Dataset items
────────────────────

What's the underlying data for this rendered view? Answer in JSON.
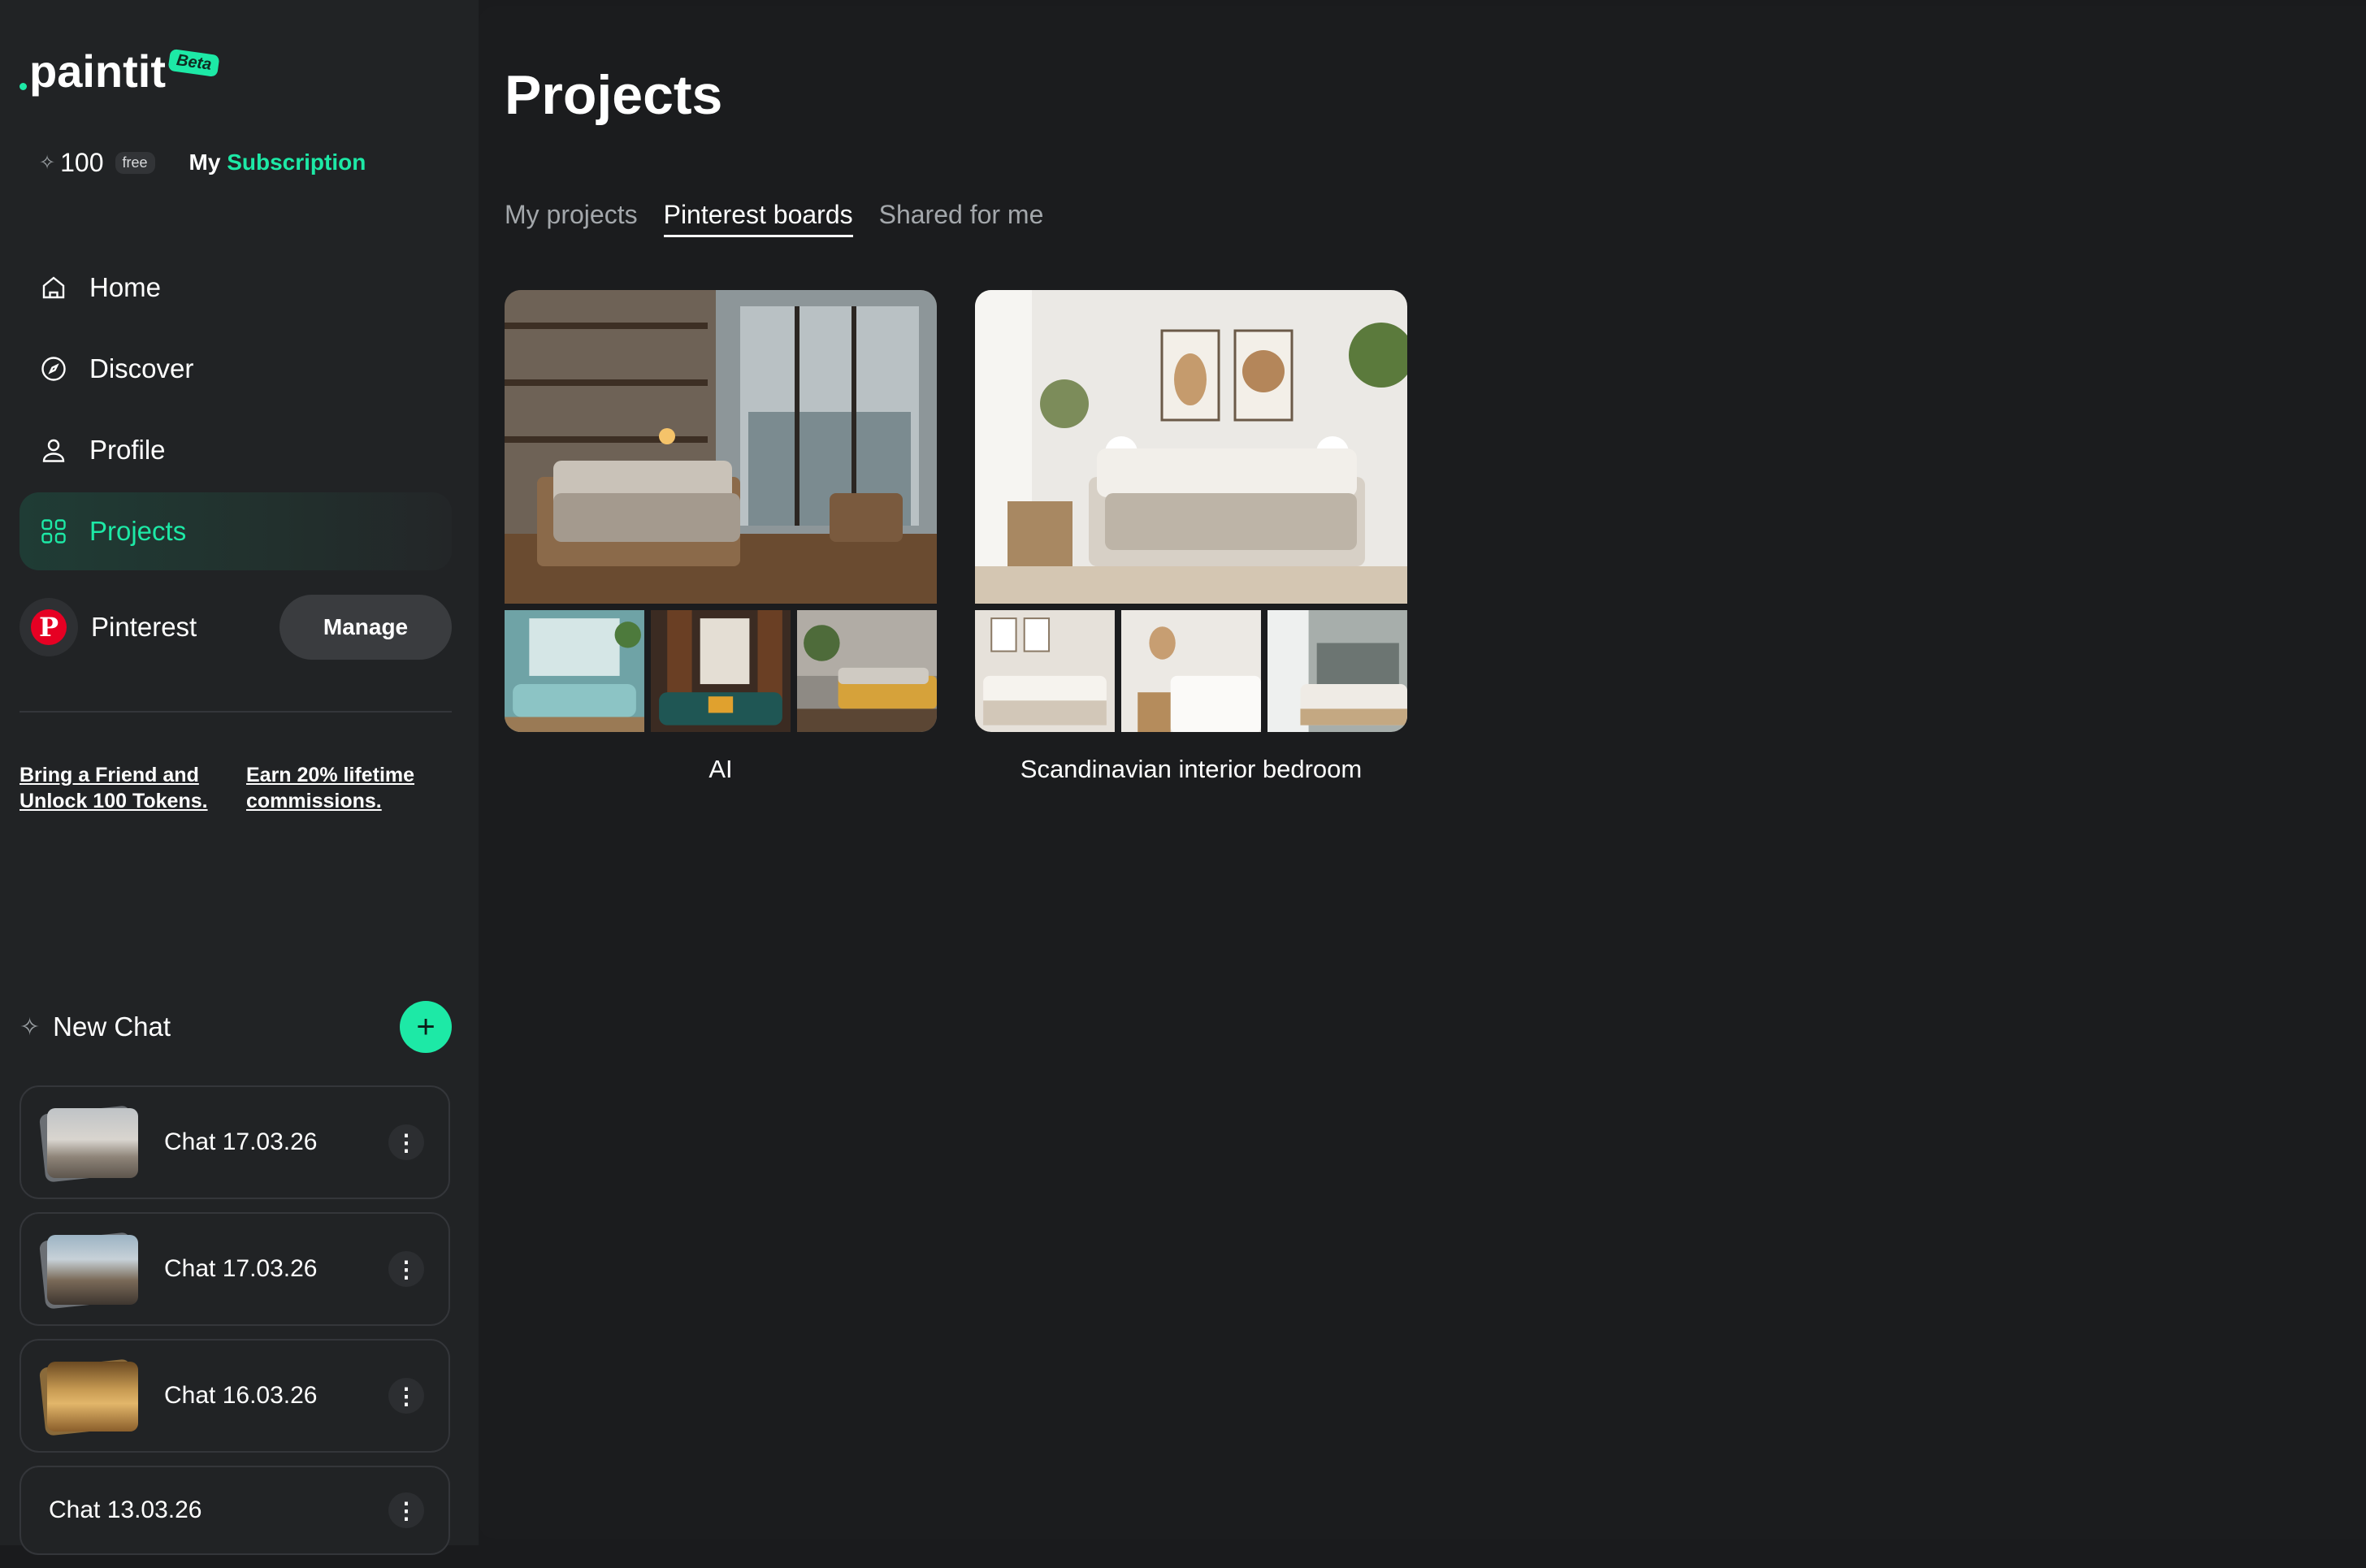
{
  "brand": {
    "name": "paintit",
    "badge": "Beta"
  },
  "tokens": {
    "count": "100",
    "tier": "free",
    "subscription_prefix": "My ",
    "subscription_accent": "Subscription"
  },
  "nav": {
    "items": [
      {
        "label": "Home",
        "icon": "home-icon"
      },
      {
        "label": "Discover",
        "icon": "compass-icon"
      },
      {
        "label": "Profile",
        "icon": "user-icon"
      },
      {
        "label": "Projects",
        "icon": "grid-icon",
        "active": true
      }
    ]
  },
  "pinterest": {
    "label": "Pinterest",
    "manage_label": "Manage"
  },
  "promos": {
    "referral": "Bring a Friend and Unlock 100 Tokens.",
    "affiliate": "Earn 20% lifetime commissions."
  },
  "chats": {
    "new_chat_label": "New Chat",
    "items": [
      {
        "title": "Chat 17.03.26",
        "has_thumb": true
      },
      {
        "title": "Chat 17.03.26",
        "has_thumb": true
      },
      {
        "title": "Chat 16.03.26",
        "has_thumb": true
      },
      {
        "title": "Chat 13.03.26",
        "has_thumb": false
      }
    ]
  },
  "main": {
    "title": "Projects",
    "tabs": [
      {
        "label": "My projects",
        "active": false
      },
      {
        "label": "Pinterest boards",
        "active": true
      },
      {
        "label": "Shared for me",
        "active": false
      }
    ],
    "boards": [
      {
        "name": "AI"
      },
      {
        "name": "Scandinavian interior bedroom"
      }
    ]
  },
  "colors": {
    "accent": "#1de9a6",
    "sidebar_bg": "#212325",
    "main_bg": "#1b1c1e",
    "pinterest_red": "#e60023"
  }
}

────────────────────

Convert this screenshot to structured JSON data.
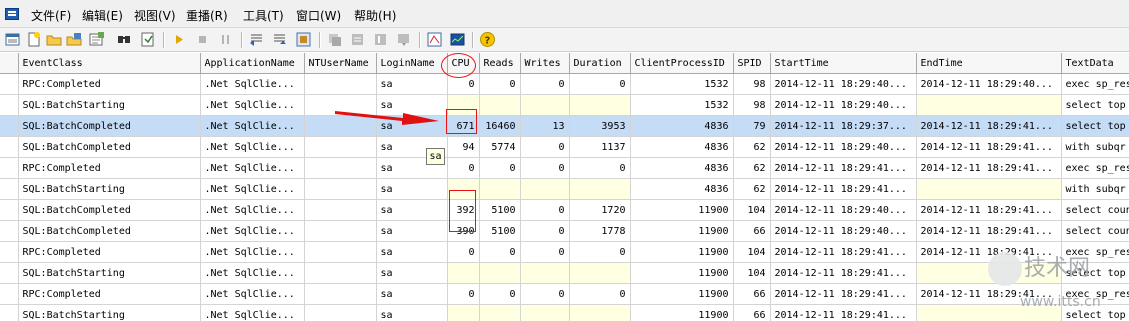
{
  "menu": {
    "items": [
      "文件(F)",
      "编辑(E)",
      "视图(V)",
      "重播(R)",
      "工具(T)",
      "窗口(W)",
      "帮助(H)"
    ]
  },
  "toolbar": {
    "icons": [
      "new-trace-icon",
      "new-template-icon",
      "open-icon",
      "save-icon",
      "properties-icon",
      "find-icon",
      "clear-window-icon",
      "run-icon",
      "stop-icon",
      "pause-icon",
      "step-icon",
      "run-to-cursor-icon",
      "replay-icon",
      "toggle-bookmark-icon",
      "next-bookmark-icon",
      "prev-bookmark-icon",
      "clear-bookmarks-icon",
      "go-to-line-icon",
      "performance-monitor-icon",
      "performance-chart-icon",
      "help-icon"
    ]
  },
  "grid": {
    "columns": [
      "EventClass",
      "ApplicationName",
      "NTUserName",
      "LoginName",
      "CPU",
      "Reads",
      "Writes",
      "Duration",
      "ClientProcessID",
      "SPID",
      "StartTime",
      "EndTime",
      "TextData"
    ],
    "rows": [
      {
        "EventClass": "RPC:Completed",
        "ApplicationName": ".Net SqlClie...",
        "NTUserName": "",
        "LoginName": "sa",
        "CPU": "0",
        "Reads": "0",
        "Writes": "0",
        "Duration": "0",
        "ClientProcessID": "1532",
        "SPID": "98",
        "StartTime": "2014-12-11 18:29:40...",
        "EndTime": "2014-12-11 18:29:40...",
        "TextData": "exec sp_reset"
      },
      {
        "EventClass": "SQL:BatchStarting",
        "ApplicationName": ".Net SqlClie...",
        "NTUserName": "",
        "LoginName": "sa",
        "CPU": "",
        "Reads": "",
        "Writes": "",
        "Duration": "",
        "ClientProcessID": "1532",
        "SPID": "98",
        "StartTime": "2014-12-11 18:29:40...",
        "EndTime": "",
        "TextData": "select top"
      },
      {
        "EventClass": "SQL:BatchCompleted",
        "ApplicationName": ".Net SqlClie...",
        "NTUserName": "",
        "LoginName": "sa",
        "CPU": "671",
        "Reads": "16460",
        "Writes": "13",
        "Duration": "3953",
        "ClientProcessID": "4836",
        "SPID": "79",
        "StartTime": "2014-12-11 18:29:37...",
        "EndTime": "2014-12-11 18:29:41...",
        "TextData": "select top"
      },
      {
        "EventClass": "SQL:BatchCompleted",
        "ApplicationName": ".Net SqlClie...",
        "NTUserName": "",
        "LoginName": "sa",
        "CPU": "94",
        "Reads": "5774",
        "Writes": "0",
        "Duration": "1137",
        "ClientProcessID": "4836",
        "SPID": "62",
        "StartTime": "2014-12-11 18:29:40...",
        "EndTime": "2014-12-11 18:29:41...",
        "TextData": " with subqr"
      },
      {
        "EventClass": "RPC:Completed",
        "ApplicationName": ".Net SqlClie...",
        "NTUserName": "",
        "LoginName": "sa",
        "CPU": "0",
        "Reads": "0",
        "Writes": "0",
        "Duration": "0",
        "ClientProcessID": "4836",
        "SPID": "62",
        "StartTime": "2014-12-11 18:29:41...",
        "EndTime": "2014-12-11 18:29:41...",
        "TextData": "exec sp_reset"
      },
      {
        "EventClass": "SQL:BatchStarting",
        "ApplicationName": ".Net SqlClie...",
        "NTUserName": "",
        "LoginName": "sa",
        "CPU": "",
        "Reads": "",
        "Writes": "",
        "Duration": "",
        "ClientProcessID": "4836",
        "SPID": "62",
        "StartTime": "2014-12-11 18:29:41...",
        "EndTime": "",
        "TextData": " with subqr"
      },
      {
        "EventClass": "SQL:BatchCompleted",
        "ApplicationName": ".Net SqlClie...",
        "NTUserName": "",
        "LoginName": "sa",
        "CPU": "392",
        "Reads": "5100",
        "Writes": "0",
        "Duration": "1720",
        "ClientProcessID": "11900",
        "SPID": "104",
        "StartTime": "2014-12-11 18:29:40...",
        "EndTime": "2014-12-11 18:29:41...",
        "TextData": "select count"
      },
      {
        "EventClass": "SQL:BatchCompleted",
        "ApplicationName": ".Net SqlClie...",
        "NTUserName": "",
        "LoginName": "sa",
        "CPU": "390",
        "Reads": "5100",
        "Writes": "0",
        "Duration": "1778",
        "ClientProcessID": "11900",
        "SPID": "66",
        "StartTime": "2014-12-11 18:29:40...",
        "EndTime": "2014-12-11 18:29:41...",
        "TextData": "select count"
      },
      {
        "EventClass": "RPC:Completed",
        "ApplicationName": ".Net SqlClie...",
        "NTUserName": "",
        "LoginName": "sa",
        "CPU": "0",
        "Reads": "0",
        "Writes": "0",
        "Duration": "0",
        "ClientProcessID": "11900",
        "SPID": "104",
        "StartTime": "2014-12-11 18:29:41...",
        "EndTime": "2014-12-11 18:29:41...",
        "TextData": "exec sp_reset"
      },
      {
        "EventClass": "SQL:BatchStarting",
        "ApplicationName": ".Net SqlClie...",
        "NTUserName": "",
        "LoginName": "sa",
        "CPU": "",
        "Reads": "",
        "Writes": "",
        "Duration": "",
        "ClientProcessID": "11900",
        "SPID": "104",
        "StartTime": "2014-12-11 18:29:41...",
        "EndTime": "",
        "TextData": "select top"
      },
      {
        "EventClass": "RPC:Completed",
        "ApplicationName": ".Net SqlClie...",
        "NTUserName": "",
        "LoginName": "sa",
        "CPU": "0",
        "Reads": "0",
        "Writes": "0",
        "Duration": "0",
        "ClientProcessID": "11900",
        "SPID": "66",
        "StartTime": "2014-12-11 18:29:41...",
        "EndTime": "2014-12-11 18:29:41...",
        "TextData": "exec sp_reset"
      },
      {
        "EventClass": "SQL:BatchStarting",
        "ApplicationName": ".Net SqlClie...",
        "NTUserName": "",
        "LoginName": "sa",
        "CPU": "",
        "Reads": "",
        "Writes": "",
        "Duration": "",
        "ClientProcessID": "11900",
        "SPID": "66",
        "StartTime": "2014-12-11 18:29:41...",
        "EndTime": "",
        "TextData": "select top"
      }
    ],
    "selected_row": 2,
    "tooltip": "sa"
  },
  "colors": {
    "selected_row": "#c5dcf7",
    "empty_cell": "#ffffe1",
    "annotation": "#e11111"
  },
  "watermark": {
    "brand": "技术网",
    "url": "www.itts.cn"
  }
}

────────────────────

Work instructions: Within the entries above, how many lines contain "JSON"? Respond with the number only.

Response: 2